*** Selected passage ***

DefaultSysSystemAttributeMappingService.getCachedControlledAndHistoricAttributeValues calls processIncremental(attributeMapping.getId()) before reading controlled values from the DB. The first provisioning after a role change therefore picks up the pending dirty states automatically; no separate task or admin action is needed.

The legacy evict block is still present in the same method as a transitional fallback for data with evictControlledValuesCache=true. Because the default is now false and nothing sets it back to true, the legacy block stays dormant for new installations.

After upgrade to 15.15.x the sys_role_sys_attr_contr_val table is empty and has to be filled from existing role-system-attributes. This is done by AttributeControlledValuesInitTaskExecutor, started automatically by AccInitMergeControlledValueProcessor on application startup.

The task is executed synchronously via LongRunningTaskManager.executeSync - the application is fully ready only after init completes. This guarantees that the first provisioning call after upgrade sees a consistent state and does not race with the init.

The task iterates every SysRoleSystemAttribute, evaluates the transform script and either:

  • inserts the link record (SysRoleSystemAttributeControlledValue) for the matching active controlled value, or
  • if no active controlled value matches yet (data drift), enqueues a dirty state so the next drain handles it.

In the application profile (application.properties):

# One-time initialization of the merge controlled values table (sys_role_sys_attr_contr_val).
# Runs synchronously at application startup, blocks the start until finished
# (necessary so any first provisioning sees a complete state).
# The init long running task fills the SysRoleSystemAttributeControlledValue records for all existing role-system-attributes
# and sets this property to 'false' once it finishes successfully.
# - true: init will run on the next start (default for a fresh deploy)
# - false: init was already executed (set automatically after the first successful run)
# Set this back to 'true' manually only if the table was wiped or you need a full re-init.
# @since 15.15.x
idm.sec.acc.provisioning.controlledValues.init.enabled=true
For ~10 000 role-system-attributes the initialization takes around 20 minutes on a typical machine. It runs in a single transaction, so a failure rolls back the partial state and the task is simply re-run on the next start.

***

◆ **Work task A**
Answer these questions using the controlled values documentation above:
(i) What starts AttributeControlledValuesInitTaskExecutor automatically, and when?
(ii) How long does the initialization take for about 10 000 role-system-attributes?
(iii) What does the task do when no active controlled value matches yet?
◆ **Work task B**
Carry the controlled values documentation forward from its final sentence.

*** Material shown ***

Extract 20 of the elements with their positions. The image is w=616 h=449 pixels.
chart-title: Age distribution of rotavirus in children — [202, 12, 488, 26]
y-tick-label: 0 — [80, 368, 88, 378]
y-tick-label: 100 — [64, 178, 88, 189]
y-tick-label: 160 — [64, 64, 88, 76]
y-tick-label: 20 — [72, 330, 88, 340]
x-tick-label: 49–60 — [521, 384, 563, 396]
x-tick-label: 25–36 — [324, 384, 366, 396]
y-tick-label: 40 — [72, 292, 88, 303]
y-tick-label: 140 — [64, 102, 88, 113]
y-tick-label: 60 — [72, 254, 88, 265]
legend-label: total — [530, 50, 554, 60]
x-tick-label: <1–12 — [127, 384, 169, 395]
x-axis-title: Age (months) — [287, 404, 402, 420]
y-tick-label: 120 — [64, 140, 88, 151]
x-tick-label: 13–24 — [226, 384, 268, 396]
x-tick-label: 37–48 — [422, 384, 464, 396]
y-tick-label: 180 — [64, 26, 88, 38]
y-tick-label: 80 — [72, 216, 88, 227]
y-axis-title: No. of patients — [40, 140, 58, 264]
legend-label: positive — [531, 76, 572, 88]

***

◆ **Task result A**
(i) AccInitMergeControlledValueProcessor starts it on application startup.
(ii) Around 20 minutes on a typical machine.
(iii) It enqueues a dirty state so the next drain handles it.

◆ **Task result B**
Until the init LRT finishes, no provisioning happens (synchronous startup). For very large installations plan the upgrade window accordingly. After successful init the property flips to false and the application starts normally on every next restart.

Admins can still trigger AttributeControlledValuesRecalculationTaskExecutor from Scheduler → Long running tasks. Form parameters:

  • system-uuid (mandatory)
  • entity-type (default IDENTITY)
  • mapping-uuid (mandatory - the parent system mapping)
  • only-evicted (default true) - new semantic: with true the task drives the incremental drain (processIncremental per attribute mapping); with false it falls back to the legacy synchronous recompute (recalculateAttributeControlledValues) as a manual repair tool.
The parameter name only-evicted is kept for backward compatibility. With the deprecation of the evict flag it now reads as "incremental mode" rather than "only attributes with evict=true".
  • A merge value is missing on the target system after a role change. Check pending dirty states for the mapping. If any are BLOCKED the next provisioning will drain them; if any are EXCEPTION the script failed - inspect the state body, fix the script and save the role-system-attribute again (creates a new BLOCKED state, old EXCEPTION stays for audit).
  • A removed role still contributes its value to the resource. Verify that the historic record exists in sys_attribute_contr_value for that value. If not, run the recalculation LRT manually for the mapping; if it does, force an update provisioning on an affected identity - the provisioning loop will send the remove instruction.
  • The init LRT did not finish (application stuck on startup). The task log is in Scheduler → Long running tasks; only an EXCEPTION from a transform script breaks it. Fix the script and restart - the config flag is still true, the task re-runs from scratch.